** BEGIN RECORD SET **
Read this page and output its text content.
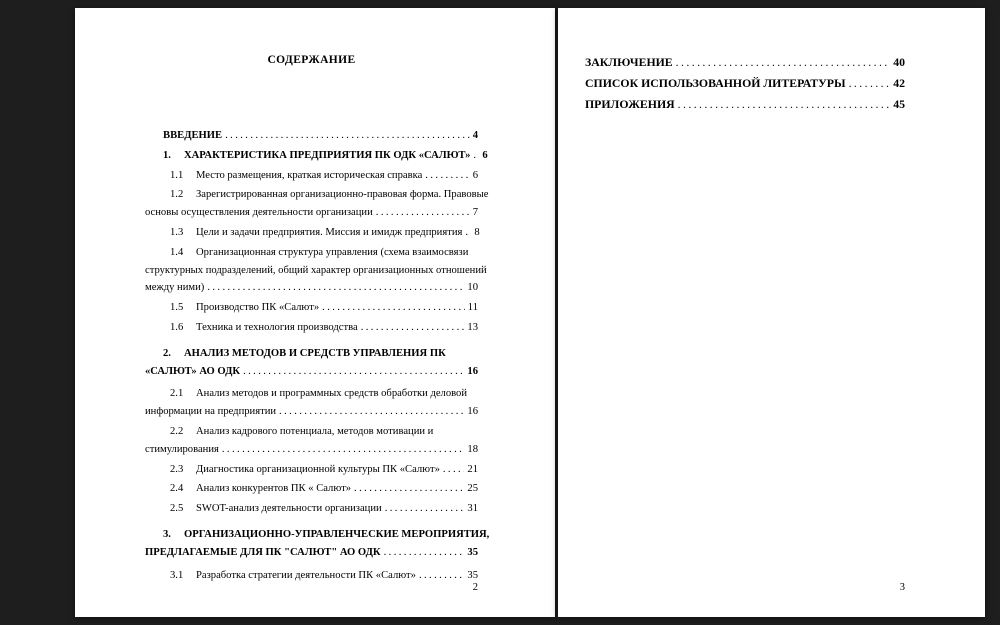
СОДЕРЖАНИЕ
ВВЕДЕНИЕ .....	4
1.	ХАРАКТЕРИСТИКА ПРЕДПРИЯТИЯ ПК ОДК «САЛЮТ» ..... 6
1.1	Место размещения, краткая историческая справка .....	6
1.2	Зарегистрированная организационно-правовая форма. Правовые
основы осуществления деятельности организации .....	7
1.3	Цели и задачи предприятия. Миссия и имидж предприятия ..... 8
1.4	Организационная структура управления (схема взаимосвязи
структурных подразделений, общий характер организационных отношений
между ними) .....	10
1.5	Производство ПК «Салют» .....	11
1.6	Техника и технология производства .....	13
2.	АНАЛИЗ МЕТОДОВ И СРЕДСТВ УПРАВЛЕНИЯ ПК
«САЛЮТ» АО ОДК .....	16
2.1	Анализ методов и программных средств обработки деловой
информации на предприятии .....	16
2.2	Анализ кадрового потенциала, методов мотивации и
стимулирования .....	18
2.3	Диагностика организационной культуры ПК «Салют» .....	21
2.4	Анализ конкурентов ПК « Салют» .....	25
2.5	SWOT-анализ деятельности организации .....	31
3.	ОРГАНИЗАЦИОННО-УПРАВЛЕНЧЕСКИЕ МЕРОПРИЯТИЯ,
ПРЕДЛАГАЕМЫЕ ДЛЯ ПК "САЛЮТ" АО ОДК .....	35
3.1	Разработка стратегии деятельности ПК «Салют» .....	35
2
ЗАКЛЮЧЕНИЕ .....	40
СПИСОК ИСПОЛЬЗОВАННОЙ ЛИТЕРАТУРЫ .....	42
ПРИЛОЖЕНИЯ .....	45
3
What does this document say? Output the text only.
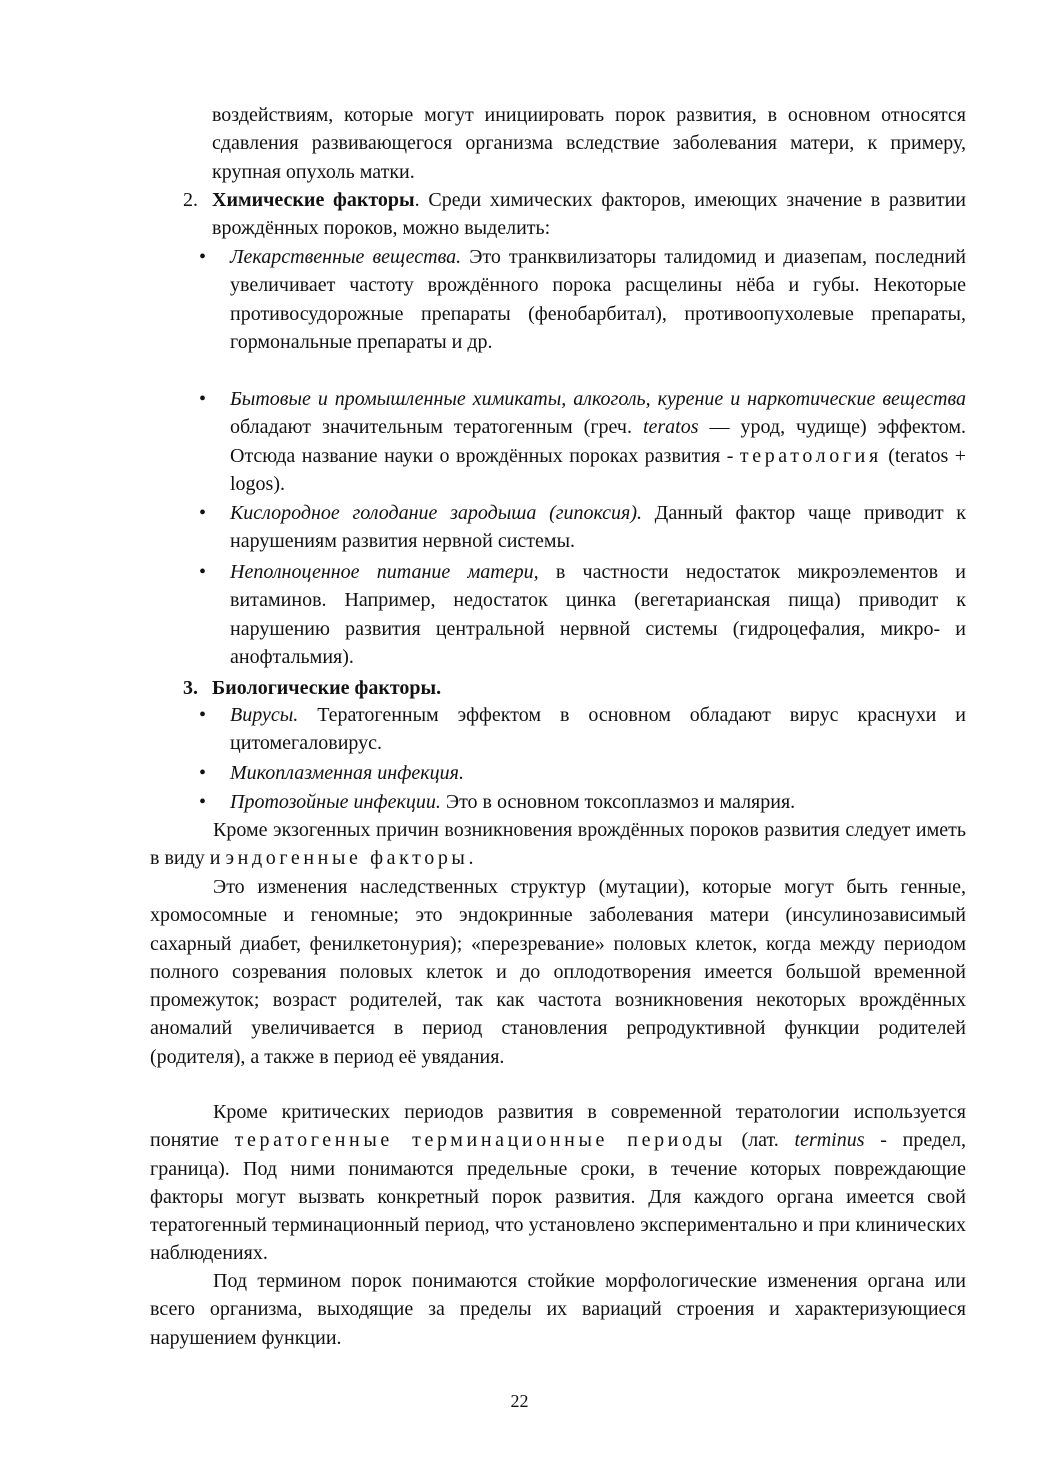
воздействиям, которые могут инициировать порок развития, в основном относятся сдавления развивающегося организма вследствие заболевания матери, к примеру, крупная опухоль матки.

2. Химические факторы. Среди химических факторов, имеющих значение в развитии врождённых пороков, можно выделить:
• Лекарственные вещества. Это транквилизаторы талидомид и диазепам, последний увеличивает частоту врождённого порока расщелины нёба и губы. Некоторые противосудорожные препараты (фенобарбитал), противоопухолевые препараты, гормональные препараты и др.
• Бытовые и промышленные химикаты, алкоголь, курение и наркотические вещества обладают значительным тератогенным (греч. teratos — урод, чудище) эффектом. Отсюда название науки о врождённых пороках развития - тератология (teratos + logos).
• Кислородное голодание зародыша (гипоксия). Данный фактор чаще приводит к нарушениям развития нервной системы.
• Неполноценное питание матери, в частности недостаток микроэлементов и витаминов. Например, недостаток цинка (вегетарианская пища) приводит к нарушению развития центральной нервной системы (гидроцефалия, микро- и анофтальмия).
3. Биологические факторы.
• Вирусы. Тератогенным эффектом в основном обладают вирус краснухи и цитомегаловирус.
• Микоплазменная инфекция.
• Протозойные инфекции. Это в основном токсоплазмоз и малярия.

Кроме экзогенных причин возникновения врождённых пороков развития следует иметь в виду и эндогенные факторы.

Это изменения наследственных структур (мутации), которые могут быть генные, хромосомные и геномные; это эндокринные заболевания матери (инсулинозависимый сахарный диабет, фенилкетонурия); «перезревание» половых клеток, когда между периодом полного созревания половых клеток и до оплодотворения имеется большой временной промежуток; возраст родителей, так как частота возникновения некоторых врождённых аномалий увеличивается в период становления репродуктивной функции родителей (родителя), а также в период её увядания.

Кроме критических периодов развития в современной тератологии используется понятие тератогенные терминационные периоды (лат. terminus - предел, граница). Под ними понимаются предельные сроки, в течение которых повреждающие факторы могут вызвать конкретный порок развития. Для каждого органа имеется свой тератогенный терминационный период, что установлено экспериментально и при клинических наблюдениях.

Под термином порок понимаются стойкие морфологические изменения органа или всего организма, выходящие за пределы их вариаций строения и характеризующиеся нарушением функции.

22
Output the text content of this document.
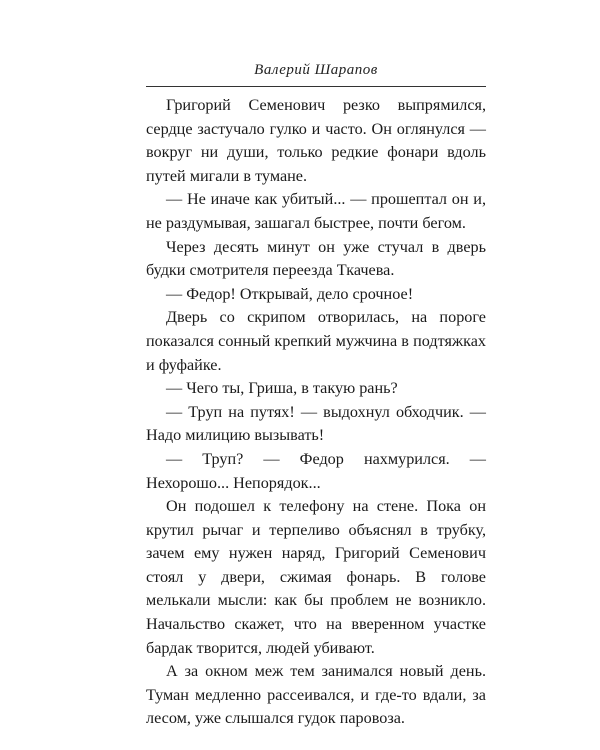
Валерий Шарапов

Григорий Семенович резко выпрямился, сердце застучало гулко и часто. Он оглянулся — вокруг ни души, только редкие фонари вдоль путей мигали в тумане.

— Не иначе как убитый... — прошептал он и, не раздумывая, зашагал быстрее, почти бегом.

Через десять минут он уже стучал в дверь будки смотрителя переезда Ткачева.

— Федор! Открывай, дело срочное!

Дверь со скрипом отворилась, на пороге показался сонный крепкий мужчина в подтяжках и фуфайке.

— Чего ты, Гриша, в такую рань?

— Труп на путях! — выдохнул обходчик. — Надо милицию вызывать!

— Труп? — Федор нахмурился. — Нехорошо... Непорядок...

Он подошел к телефону на стене. Пока он крутил рычаг и терпеливо объяснял в трубку, зачем ему нужен наряд, Григорий Семенович стоял у двери, сжимая фонарь. В голове мелькали мысли: как бы проблем не возникло. Начальство скажет, что на вверенном участке бардак творится, людей убивают.

А за окном меж тем занимался новый день. Туман медленно рассеивался, и где-то вдали, за лесом, уже слышался гудок паровоза.
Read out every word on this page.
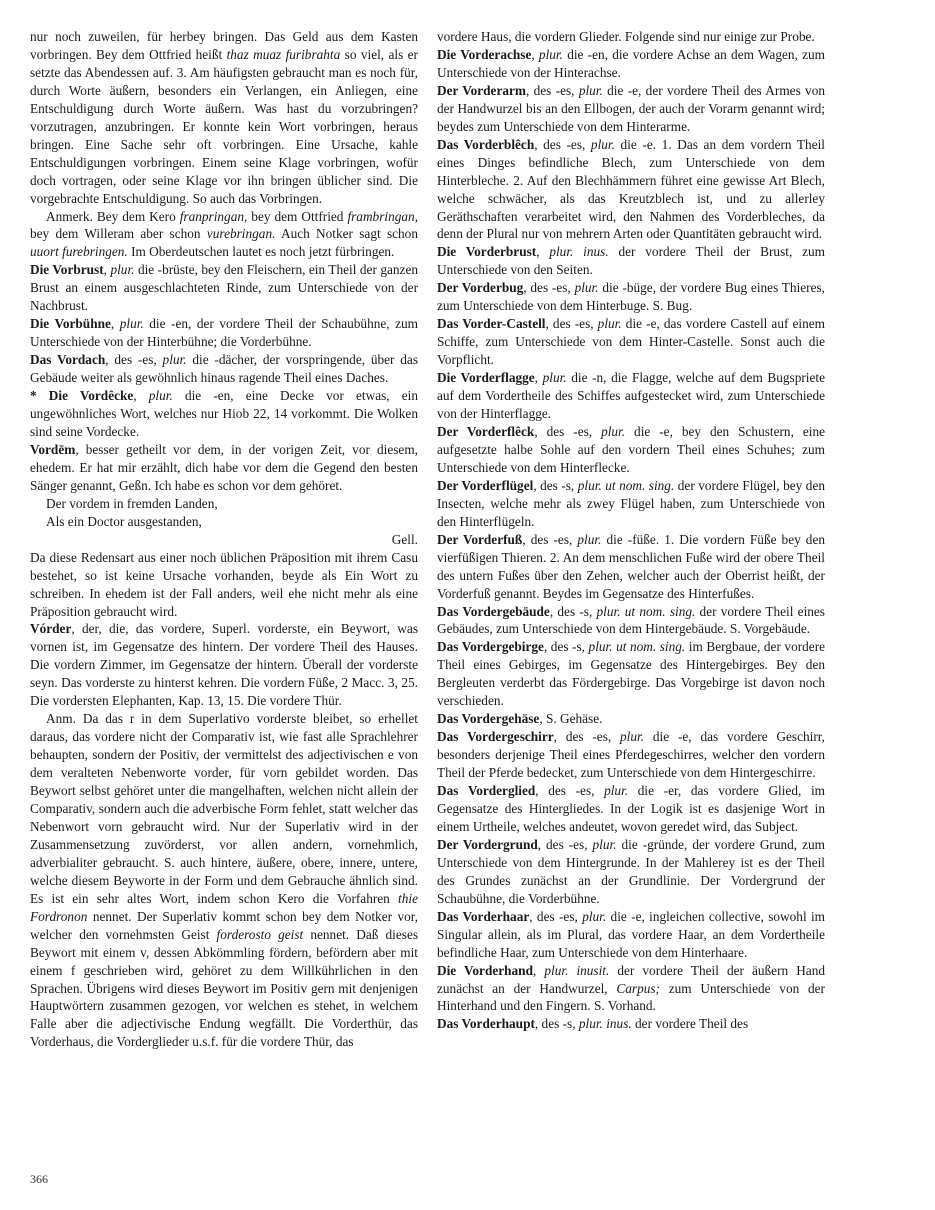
nur noch zuweilen, für herbey bringen. Das Geld aus dem Kasten vorbringen. Bey dem Ottfried heißt thaz muaz furibrahta so viel, als er setzte das Abendessen auf. 3. Am häufigsten gebraucht man es noch für, durch Worte äußern, besonders ein Verlangen, ein Anliegen, eine Entschuldigung durch Worte äußern. Was hast du vorzubringen? vorzutragen, anzubringen. Er konnte kein Wort vorbringen, heraus bringen. Eine Sache sehr oft vorbringen. Eine Ursache, kahle Entschuldigungen vorbringen. Einem seine Klage vorbringen, wofür doch vortragen, oder seine Klage vor ihn bringen üblicher sind. Die vorgebrachte Entschuldigung. So auch das Vorbringen.

Anmerk. Bey dem Kero franpringan, bey dem Ottfried frambringan, bey dem Willeram aber schon vurebringan. Auch Notker sagt schon uuort furebringen. Im Oberdeutschen lautet es noch jetzt fürbringen.

Die Vorbrust, plur. die -brüste, bey den Fleischern, ein Theil der ganzen Brust an einem ausgeschlachteten Rinde, zum Unterschiede von der Nachbrust.

Die Vorbühne, plur. die -en, der vordere Theil der Schaubühne, zum Unterschiede von der Hinterbühne; die Vorderbühne.

Das Vordach, des -es, plur. die -dächer, der vorspringende, über das Gebäude weiter als gewöhnlich hinaus ragende Theil eines Daches.

* Die Vordêcke, plur. die -en, eine Decke vor etwas, ein ungewöhnliches Wort, welches nur Hiob 22, 14 vorkommt. Die Wolken sind seine Vordecke.

Vordēm, besser getheilt vor dem, in der vorigen Zeit, vor diesem, ehedem. Er hat mir erzählt, dich habe vor dem die Gegend den besten Sänger genannt, Geßn. Ich habe es schon vor dem gehöret.

Der vordem in fremden Landen,

Als ein Doctor ausgestanden,

Gell.

Da diese Redensart aus einer noch üblichen Präposition mit ihrem Casu bestehet, so ist keine Ursache vorhanden, beyde als Ein Wort zu schreiben. In ehedem ist der Fall anders, weil ehe nicht mehr als eine Präposition gebraucht wird.

Vórder, der, die, das vordere, Superl. vorderste, ein Beywort, was vornen ist, im Gegensatze des hintern. Der vordere Theil des Hauses. Die vordern Zimmer, im Gegensatze der hintern. Überall der vorderste seyn. Das vorderste zu hinterst kehren. Die vordern Füße, 2 Macc. 3, 25. Die vordersten Elephanten, Kap. 13, 15. Die vordere Thür.

Anm. Da das r in dem Superlativo vorderste bleibet, so erhellet daraus, das vordere nicht der Comparativ ist, wie fast alle Sprachlehrer behaupten, sondern der Positiv, der vermittelst des adjectivischen e von dem veralteten Nebenworte vorder, für vorn gebildet worden. Das Beywort selbst gehöret unter die mangelhaften, welchen nicht allein der Comparativ, sondern auch die adverbische Form fehlet, statt welcher das Nebenwort vorn gebraucht wird. Nur der Superlativ wird in der Zusammensetzung zuvörderst, vor allen andern, vornehmlich, adverbialiter gebraucht. S. auch hintere, äußere, obere, innere, untere, welche diesem Beyworte in der Form und dem Gebrauche ähnlich sind. Es ist ein sehr altes Wort, indem schon Kero die Vorfahren thie Fordronon nennet. Der Superlativ kommt schon bey dem Notker vor, welcher den vornehmsten Geist forderosto geist nennet. Daß dieses Beywort mit einem v, dessen Abkömmling fördern, befördern aber mit einem f geschrieben wird, gehöret zu dem Willkührlichen in den Sprachen. Übrigens wird dieses Beywort im Positiv gern mit denjenigen Hauptwörtern zusammen gezogen, vor welchen es stehet, in welchem Falle aber die adjectivische Endung wegfällt. Die Vorderthür, das Vorderhaus, die Vorderglieder u.s.f. für die vordere Thür, das

vordere Haus, die vordern Glieder. Folgende sind nur einige zur Probe.

Die Vorderachse, plur. die -en, die vordere Achse an dem Wagen, zum Unterschiede von der Hinterachse.

Der Vorderarm, des -es, plur. die -e, der vordere Theil des Armes von der Handwurzel bis an den Ellbogen, der auch der Vorarm genannt wird; beydes zum Unterschiede von dem Hinterarme.

Das Vorderblêch, des -es, plur. die -e. 1. Das an dem vordern Theil eines Dinges befindliche Blech, zum Unterschiede von dem Hinterbleche. 2. Auf den Blechhämmern führet eine gewisse Art Blech, welche schwächer, als das Kreutzblech ist, und zu allerley Geräthschaften verarbeitet wird, den Nahmen des Vorderbleches, da denn der Plural nur von mehrern Arten oder Quantitäten gebraucht wird.

Die Vorderbrust, plur. inus. der vordere Theil der Brust, zum Unterschiede von den Seiten.

Der Vorderbug, des -es, plur. die -büge, der vordere Bug eines Thieres, zum Unterschiede von dem Hinterbuge. S. Bug.

Das Vorder-Castell, des -es, plur. die -e, das vordere Castell auf einem Schiffe, zum Unterschiede von dem Hinter-Castelle. Sonst auch die Vorpflicht.

Die Vorderflagge, plur. die -n, die Flagge, welche auf dem Bugspriete auf dem Vordertheile des Schiffes aufgestecket wird, zum Unterschiede von der Hinterflagge.

Der Vorderflêck, des -es, plur. die -e, bey den Schustern, eine aufgesetzte halbe Sohle auf den vordern Theil eines Schuhes; zum Unterschiede von dem Hinterflecke.

Der Vorderflügel, des -s, plur. ut nom. sing. der vordere Flügel, bey den Insecten, welche mehr als zwey Flügel haben, zum Unterschiede von den Hinterflügeln.

Der Vorderfuß, des -es, plur. die -füße. 1. Die vordern Füße bey den vierfüßigen Thieren. 2. An dem menschlichen Fuße wird der obere Theil des untern Fußes über den Zehen, welcher auch der Oberrist heißt, der Vorderfuß genannt. Beydes im Gegensatze des Hinterfußes.

Das Vordergebäude, des -s, plur. ut nom. sing. der vordere Theil eines Gebäudes, zum Unterschiede von dem Hintergebäude. S. Vorgebäude.

Das Vordergebirge, des -s, plur. ut nom. sing. im Bergbaue, der vordere Theil eines Gebirges, im Gegensatze des Hintergebirges. Bey den Bergleuten verderbt das Fördergebirge. Das Vorgebirge ist davon noch verschieden.

Das Vordergehäse, S. Gehäse.

Das Vordergeschirr, des -es, plur. die -e, das vordere Geschirr, besonders derjenige Theil eines Pferdegeschirres, welcher den vordern Theil der Pferde bedecket, zum Unterschiede von dem Hintergeschirre.

Das Vorderglied, des -es, plur. die -er, das vordere Glied, im Gegensatze des Hintergliedes. In der Logik ist es dasjenige Wort in einem Urtheile, welches andeutet, wovon geredet wird, das Subject.

Der Vordergrund, des -es, plur. die -gründe, der vordere Grund, zum Unterschiede von dem Hintergrunde. In der Mahlerey ist es der Theil des Grundes zunächst an der Grundlinie. Der Vordergrund der Schaubühne, die Vorderbühne.

Das Vorderhaar, des -es, plur. die -e, ingleichen collective, sowohl im Singular allein, als im Plural, das vordere Haar, an dem Vordertheile befindliche Haar, zum Unterschiede von dem Hinterhaare.

Die Vorderhand, plur. inusit. der vordere Theil der äußern Hand zunächst an der Handwurzel, Carpus; zum Unterschiede von der Hinterhand und den Fingern. S. Vorhand.

Das Vorderhaupt, des -s, plur. inus. der vordere Theil des

366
** END RECORD SET **
→ **YOUR INSTRUCTIONS**
Return every line from the records above that holds the word "this".

→ **RIGHT ANSWER**
Read this page and output its text content.
What does this document say? Output the text only.
Output the text content of this document.
Read out every word on this page.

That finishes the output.